Record list:
════════
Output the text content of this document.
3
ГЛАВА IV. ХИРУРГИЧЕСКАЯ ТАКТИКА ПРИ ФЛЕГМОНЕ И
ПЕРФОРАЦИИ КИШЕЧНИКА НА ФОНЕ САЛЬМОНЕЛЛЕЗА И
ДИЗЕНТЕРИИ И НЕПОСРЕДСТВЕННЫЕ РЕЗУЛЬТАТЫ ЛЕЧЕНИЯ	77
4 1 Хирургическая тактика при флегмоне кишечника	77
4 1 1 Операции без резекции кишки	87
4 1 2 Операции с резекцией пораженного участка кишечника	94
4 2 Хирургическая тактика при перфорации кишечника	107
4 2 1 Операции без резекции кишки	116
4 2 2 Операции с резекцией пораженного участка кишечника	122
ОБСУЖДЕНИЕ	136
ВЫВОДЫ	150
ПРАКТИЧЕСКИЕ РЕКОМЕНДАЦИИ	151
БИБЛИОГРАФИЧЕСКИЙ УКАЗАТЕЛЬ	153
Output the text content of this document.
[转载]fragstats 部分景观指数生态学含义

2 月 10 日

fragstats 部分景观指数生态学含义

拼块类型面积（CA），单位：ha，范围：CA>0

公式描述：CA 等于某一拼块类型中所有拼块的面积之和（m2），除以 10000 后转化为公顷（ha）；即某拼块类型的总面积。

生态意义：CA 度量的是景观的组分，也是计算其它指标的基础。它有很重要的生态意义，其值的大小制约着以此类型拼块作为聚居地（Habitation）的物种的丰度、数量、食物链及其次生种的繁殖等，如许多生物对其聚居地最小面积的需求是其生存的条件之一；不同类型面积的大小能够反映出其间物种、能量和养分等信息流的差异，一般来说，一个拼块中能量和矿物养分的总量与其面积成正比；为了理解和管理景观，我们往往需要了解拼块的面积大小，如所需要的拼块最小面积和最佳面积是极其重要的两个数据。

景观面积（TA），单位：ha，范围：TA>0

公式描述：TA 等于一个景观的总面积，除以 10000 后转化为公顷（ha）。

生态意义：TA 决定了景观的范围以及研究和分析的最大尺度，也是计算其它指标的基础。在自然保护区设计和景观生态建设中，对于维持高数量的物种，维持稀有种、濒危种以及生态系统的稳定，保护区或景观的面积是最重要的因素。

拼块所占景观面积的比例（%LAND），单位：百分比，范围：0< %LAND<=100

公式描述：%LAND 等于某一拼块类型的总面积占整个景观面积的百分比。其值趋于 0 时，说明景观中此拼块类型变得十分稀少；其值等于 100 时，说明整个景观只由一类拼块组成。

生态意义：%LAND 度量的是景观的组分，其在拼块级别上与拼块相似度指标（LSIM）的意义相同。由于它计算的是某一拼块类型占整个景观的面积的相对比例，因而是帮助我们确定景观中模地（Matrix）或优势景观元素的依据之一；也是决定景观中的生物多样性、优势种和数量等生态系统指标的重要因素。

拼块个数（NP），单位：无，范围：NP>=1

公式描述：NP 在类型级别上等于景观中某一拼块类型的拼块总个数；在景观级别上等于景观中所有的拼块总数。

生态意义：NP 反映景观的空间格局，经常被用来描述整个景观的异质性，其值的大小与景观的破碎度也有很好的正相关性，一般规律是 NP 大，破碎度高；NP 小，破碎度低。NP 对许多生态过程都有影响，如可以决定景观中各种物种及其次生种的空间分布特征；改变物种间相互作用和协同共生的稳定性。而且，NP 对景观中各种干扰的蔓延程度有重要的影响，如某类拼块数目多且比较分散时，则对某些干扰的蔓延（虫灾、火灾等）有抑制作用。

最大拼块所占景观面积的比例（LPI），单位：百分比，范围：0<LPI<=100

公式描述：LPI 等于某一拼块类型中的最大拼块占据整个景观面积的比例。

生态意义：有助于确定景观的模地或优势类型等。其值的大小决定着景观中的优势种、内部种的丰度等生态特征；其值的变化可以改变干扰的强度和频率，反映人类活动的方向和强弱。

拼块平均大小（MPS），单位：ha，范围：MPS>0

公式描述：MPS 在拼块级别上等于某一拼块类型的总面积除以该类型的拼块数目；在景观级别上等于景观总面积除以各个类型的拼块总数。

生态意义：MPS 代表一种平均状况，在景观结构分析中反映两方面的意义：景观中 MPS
════════
The exercise:
Copy every line of the material, please, keeping it exactly the same.

Task solution:
Output the text content of this document.
3
ГЛАВА IV. ХИРУРГИЧЕСКАЯ ТАКТИКА ПРИ ФЛЕГМОНЕ И
ПЕРФОРАЦИИ КИШЕЧНИКА НА ФОНЕ САЛЬМОНЕЛЛЕЗА И
ДИЗЕНТЕРИИ И НЕПОСРЕДСТВЕННЫЕ РЕЗУЛЬТАТЫ ЛЕЧЕНИЯ	77
4 1 Хирургическая тактика при флегмоне кишечника	77
4 1 1 Операции без резекции кишки	87
4 1 2 Операции с резекцией пораженного участка кишечника	94
4 2 Хирургическая тактика при перфорации кишечника	107
4 2 1 Операции без резекции кишки	116
4 2 2 Операции с резекцией пораженного участка кишечника	122
ОБСУЖДЕНИЕ	136
ВЫВОДЫ	150
ПРАКТИЧЕСКИЕ РЕКОМЕНДАЦИИ	151
БИБЛИОГРАФИЧЕСКИЙ УКАЗАТЕЛЬ	153
Output the text content of this document.
[转载]fragstats 部分景观指数生态学含义

2 月 10 日

fragstats 部分景观指数生态学含义

拼块类型面积（CA），单位：ha，范围：CA>0

公式描述：CA 等于某一拼块类型中所有拼块的面积之和（m2），除以 10000 后转化为公顷（ha）；即某拼块类型的总面积。

生态意义：CA 度量的是景观的组分，也是计算其它指标的基础。它有很重要的生态意义，其值的大小制约着以此类型拼块作为聚居地（Habitation）的物种的丰度、数量、食物链及其次生种的繁殖等，如许多生物对其聚居地最小面积的需求是其生存的条件之一；不同类型面积的大小能够反映出其间物种、能量和养分等信息流的差异，一般来说，一个拼块中能量和矿物养分的总量与其面积成正比；为了理解和管理景观，我们往往需要了解拼块的面积大小，如所需要的拼块最小面积和最佳面积是极其重要的两个数据。

景观面积（TA），单位：ha，范围：TA>0

公式描述：TA 等于一个景观的总面积，除以 10000 后转化为公顷（ha）。

生态意义：TA 决定了景观的范围以及研究和分析的最大尺度，也是计算其它指标的基础。在自然保护区设计和景观生态建设中，对于维持高数量的物种，维持稀有种、濒危种以及生态系统的稳定，保护区或景观的面积是最重要的因素。

拼块所占景观面积的比例（%LAND），单位：百分比，范围：0< %LAND<=100

公式描述：%LAND 等于某一拼块类型的总面积占整个景观面积的百分比。其值趋于 0 时，说明景观中此拼块类型变得十分稀少；其值等于 100 时，说明整个景观只由一类拼块组成。

生态意义：%LAND 度量的是景观的组分，其在拼块级别上与拼块相似度指标（LSIM）的意义相同。由于它计算的是某一拼块类型占整个景观的面积的相对比例，因而是帮助我们确定景观中模地（Matrix）或优势景观元素的依据之一；也是决定景观中的生物多样性、优势种和数量等生态系统指标的重要因素。

拼块个数（NP），单位：无，范围：NP>=1

公式描述：NP 在类型级别上等于景观中某一拼块类型的拼块总个数；在景观级别上等于景观中所有的拼块总数。

生态意义：NP 反映景观的空间格局，经常被用来描述整个景观的异质性，其值的大小与景观的破碎度也有很好的正相关性，一般规律是 NP 大，破碎度高；NP 小，破碎度低。NP 对许多生态过程都有影响，如可以决定景观中各种物种及其次生种的空间分布特征；改变物种间相互作用和协同共生的稳定性。而且，NP 对景观中各种干扰的蔓延程度有重要的影响，如某类拼块数目多且比较分散时，则对某些干扰的蔓延（虫灾、火灾等）有抑制作用。

最大拼块所占景观面积的比例（LPI），单位：百分比，范围：0<LPI<=100

公式描述：LPI 等于某一拼块类型中的最大拼块占据整个景观面积的比例。

生态意义：有助于确定景观的模地或优势类型等。其值的大小决定着景观中的优势种、内部种的丰度等生态特征；其值的变化可以改变干扰的强度和频率，反映人类活动的方向和强弱。

拼块平均大小（MPS），单位：ha，范围：MPS>0

公式描述：MPS 在拼块级别上等于某一拼块类型的总面积除以该类型的拼块数目；在景观级别上等于景观总面积除以各个类型的拼块总数。

生态意义：MPS 代表一种平均状况，在景观结构分析中反映两方面的意义：景观中 MPS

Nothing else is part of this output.